TASK OBJECTIVE:
What follows is a block of records; restate each one word for word.

RECORDS TO PROCESS:

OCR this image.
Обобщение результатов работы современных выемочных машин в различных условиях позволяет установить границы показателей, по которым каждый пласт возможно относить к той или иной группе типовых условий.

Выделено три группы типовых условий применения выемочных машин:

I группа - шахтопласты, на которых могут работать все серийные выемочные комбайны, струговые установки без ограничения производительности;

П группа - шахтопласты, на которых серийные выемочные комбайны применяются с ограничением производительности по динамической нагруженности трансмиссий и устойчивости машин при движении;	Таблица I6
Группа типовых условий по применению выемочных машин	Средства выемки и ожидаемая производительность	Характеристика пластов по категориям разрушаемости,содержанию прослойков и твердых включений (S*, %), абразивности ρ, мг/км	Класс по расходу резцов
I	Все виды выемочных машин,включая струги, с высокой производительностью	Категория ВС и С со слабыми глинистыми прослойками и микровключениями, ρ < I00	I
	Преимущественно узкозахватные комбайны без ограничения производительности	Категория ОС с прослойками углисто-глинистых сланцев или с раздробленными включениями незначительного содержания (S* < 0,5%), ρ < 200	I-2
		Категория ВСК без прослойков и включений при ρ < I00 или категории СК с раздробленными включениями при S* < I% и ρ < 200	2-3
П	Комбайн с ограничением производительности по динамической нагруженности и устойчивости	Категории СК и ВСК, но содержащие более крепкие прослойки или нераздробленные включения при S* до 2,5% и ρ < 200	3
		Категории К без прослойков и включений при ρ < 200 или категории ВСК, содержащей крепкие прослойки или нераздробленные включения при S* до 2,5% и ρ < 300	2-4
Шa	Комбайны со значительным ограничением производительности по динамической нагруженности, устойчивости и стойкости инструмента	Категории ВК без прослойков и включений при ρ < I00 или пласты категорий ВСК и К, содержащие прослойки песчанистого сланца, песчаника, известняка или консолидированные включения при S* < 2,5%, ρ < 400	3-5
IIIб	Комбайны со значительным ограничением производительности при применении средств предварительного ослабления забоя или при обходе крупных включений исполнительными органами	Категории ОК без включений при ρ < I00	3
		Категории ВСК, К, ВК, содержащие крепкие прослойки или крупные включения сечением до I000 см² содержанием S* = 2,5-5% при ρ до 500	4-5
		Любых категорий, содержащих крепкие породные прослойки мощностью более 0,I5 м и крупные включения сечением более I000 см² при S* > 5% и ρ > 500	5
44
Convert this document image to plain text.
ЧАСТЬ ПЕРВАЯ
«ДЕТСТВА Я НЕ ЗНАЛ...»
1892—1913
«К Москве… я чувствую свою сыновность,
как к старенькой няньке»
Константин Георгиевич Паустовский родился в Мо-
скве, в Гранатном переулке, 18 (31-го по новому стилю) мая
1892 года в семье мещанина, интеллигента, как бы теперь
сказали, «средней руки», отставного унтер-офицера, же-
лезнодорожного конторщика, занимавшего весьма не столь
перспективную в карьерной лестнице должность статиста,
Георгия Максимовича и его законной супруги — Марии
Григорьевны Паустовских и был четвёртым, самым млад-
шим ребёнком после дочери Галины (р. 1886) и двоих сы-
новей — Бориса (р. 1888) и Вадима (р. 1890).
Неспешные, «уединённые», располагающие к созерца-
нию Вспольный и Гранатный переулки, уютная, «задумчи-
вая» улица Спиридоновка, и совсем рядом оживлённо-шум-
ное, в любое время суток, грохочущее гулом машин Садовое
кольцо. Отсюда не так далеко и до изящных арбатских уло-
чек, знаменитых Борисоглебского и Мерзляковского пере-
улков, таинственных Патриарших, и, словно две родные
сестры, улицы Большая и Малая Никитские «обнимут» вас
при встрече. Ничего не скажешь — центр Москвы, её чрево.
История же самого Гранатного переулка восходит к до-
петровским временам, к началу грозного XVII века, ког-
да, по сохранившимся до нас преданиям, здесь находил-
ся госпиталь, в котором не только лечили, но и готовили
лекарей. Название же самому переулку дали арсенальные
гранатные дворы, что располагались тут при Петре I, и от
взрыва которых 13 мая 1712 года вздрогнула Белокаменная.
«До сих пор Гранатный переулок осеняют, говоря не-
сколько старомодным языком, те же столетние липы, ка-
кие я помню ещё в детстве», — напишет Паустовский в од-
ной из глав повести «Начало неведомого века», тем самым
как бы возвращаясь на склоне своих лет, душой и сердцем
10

RESULT OF THE EXERCISE:
OCR this image.
Обобщение результатов работы современных выемочных машин в различных условиях позволяет установить границы показателей, по которым каждый пласт возможно относить к той или иной группе типовых условий.

Выделено три группы типовых условий применения выемочных машин:

I группа - шахтопласты, на которых могут работать все серийные выемочные комбайны, струговые установки без ограничения производительности;

П группа - шахтопласты, на которых серийные выемочные комбайны применяются с ограничением производительности по динамической нагруженности трансмиссий и устойчивости машин при движении;	Таблица I6
Группа типовых условий по применению выемочных машин	Средства выемки и ожидаемая производительность	Характеристика пластов по категориям разрушаемости,содержанию прослойков и твердых включений (S*, %), абразивности ρ, мг/км	Класс по расходу резцов
I	Все виды выемочных машин,включая струги, с высокой производительностью	Категория ВС и С со слабыми глинистыми прослойками и микровключениями, ρ < I00	I
	Преимущественно узкозахватные комбайны без ограничения производительности	Категория ОС с прослойками углисто-глинистых сланцев или с раздробленными включениями незначительного содержания (S* < 0,5%), ρ < 200	I-2
		Категория ВСК без прослойков и включений при ρ < I00 или категории СК с раздробленными включениями при S* < I% и ρ < 200	2-3
П	Комбайн с ограничением производительности по динамической нагруженности и устойчивости	Категории СК и ВСК, но содержащие более крепкие прослойки или нераздробленные включения при S* до 2,5% и ρ < 200	3
		Категории К без прослойков и включений при ρ < 200 или категории ВСК, содержащей крепкие прослойки или нераздробленные включения при S* до 2,5% и ρ < 300	2-4
Шa	Комбайны со значительным ограничением производительности по динамической нагруженности, устойчивости и стойкости инструмента	Категории ВК без прослойков и включений при ρ < I00 или пласты категорий ВСК и К, содержащие прослойки песчанистого сланца, песчаника, известняка или консолидированные включения при S* < 2,5%, ρ < 400	3-5
IIIб	Комбайны со значительным ограничением производительности при применении средств предварительного ослабления забоя или при обходе крупных включений исполнительными органами	Категории ОК без включений при ρ < I00	3
		Категории ВСК, К, ВК, содержащие крепкие прослойки или крупные включения сечением до I000 см² содержанием S* = 2,5-5% при ρ до 500	4-5
		Любых категорий, содержащих крепкие породные прослойки мощностью более 0,I5 м и крупные включения сечением более I000 см² при S* > 5% и ρ > 500	5
44
Convert this document image to plain text.
ЧАСТЬ ПЕРВАЯ
«ДЕТСТВА Я НЕ ЗНАЛ...»
1892—1913
«К Москве… я чувствую свою сыновность,
как к старенькой няньке»
Константин Георгиевич Паустовский родился в Мо-
скве, в Гранатном переулке, 18 (31-го по новому стилю) мая
1892 года в семье мещанина, интеллигента, как бы теперь
сказали, «средней руки», отставного унтер-офицера, же-
лезнодорожного конторщика, занимавшего весьма не столь
перспективную в карьерной лестнице должность статиста,
Георгия Максимовича и его законной супруги — Марии
Григорьевны Паустовских и был четвёртым, самым млад-
шим ребёнком после дочери Галины (р. 1886) и двоих сы-
новей — Бориса (р. 1888) и Вадима (р. 1890).
Неспешные, «уединённые», располагающие к созерца-
нию Вспольный и Гранатный переулки, уютная, «задумчи-
вая» улица Спиридоновка, и совсем рядом оживлённо-шум-
ное, в любое время суток, грохочущее гулом машин Садовое
кольцо. Отсюда не так далеко и до изящных арбатских уло-
чек, знаменитых Борисоглебского и Мерзляковского пере-
улков, таинственных Патриарших, и, словно две родные
сестры, улицы Большая и Малая Никитские «обнимут» вас
при встрече. Ничего не скажешь — центр Москвы, её чрево.
История же самого Гранатного переулка восходит к до-
петровским временам, к началу грозного XVII века, ког-
да, по сохранившимся до нас преданиям, здесь находил-
ся госпиталь, в котором не только лечили, но и готовили
лекарей. Название же самому переулку дали арсенальные
гранатные дворы, что располагались тут при Петре I, и от
взрыва которых 13 мая 1712 года вздрогнула Белокаменная.
«До сих пор Гранатный переулок осеняют, говоря не-
сколько старомодным языком, те же столетние липы, ка-
кие я помню ещё в детстве», — напишет Паустовский в од-
ной из глав повести «Начало неведомого века», тем самым
как бы возвращаясь на склоне своих лет, душой и сердцем
10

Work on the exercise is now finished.